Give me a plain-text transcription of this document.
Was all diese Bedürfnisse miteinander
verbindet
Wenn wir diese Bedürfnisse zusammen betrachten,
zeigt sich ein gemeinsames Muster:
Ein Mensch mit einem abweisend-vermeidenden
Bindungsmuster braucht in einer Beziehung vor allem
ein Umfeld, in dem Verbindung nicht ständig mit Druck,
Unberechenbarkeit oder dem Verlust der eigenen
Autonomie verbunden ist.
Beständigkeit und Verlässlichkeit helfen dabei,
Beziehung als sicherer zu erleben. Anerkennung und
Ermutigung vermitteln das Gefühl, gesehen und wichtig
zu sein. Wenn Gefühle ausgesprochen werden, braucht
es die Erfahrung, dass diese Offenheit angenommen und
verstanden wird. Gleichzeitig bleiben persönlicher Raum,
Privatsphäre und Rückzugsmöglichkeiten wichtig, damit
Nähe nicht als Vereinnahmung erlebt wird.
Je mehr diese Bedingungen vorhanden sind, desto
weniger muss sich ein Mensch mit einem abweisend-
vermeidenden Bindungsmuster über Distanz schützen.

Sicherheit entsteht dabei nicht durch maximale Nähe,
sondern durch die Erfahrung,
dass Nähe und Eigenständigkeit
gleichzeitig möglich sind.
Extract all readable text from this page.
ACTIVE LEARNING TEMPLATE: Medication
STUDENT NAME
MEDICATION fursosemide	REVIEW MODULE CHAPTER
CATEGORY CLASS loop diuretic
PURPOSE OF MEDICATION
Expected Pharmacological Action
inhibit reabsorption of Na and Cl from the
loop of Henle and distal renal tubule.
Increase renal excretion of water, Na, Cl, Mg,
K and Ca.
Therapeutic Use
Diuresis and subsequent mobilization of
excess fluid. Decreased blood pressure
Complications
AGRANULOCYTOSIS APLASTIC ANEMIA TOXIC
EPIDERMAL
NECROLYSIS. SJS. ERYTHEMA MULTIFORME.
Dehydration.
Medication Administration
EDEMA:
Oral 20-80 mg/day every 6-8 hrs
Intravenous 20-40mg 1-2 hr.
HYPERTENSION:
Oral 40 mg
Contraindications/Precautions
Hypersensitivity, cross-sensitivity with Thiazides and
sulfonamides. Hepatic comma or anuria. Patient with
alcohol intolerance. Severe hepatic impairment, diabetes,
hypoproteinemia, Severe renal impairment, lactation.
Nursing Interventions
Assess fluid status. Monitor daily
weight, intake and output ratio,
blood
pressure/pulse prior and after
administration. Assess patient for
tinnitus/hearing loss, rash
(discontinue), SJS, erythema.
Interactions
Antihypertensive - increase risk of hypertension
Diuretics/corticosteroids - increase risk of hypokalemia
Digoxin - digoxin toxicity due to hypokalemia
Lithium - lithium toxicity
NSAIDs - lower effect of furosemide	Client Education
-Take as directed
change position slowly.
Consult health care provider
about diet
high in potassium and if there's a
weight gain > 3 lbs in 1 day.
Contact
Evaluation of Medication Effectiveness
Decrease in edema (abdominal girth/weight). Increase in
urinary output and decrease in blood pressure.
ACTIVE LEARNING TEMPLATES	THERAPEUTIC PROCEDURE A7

Task description: Note each line of the entries that has "abweisend" in it, and copy those lines.

Exercise response:
Ein Mensch mit einem abweisend-vermeidenden
weniger muss sich ein Mensch mit einem abweisend-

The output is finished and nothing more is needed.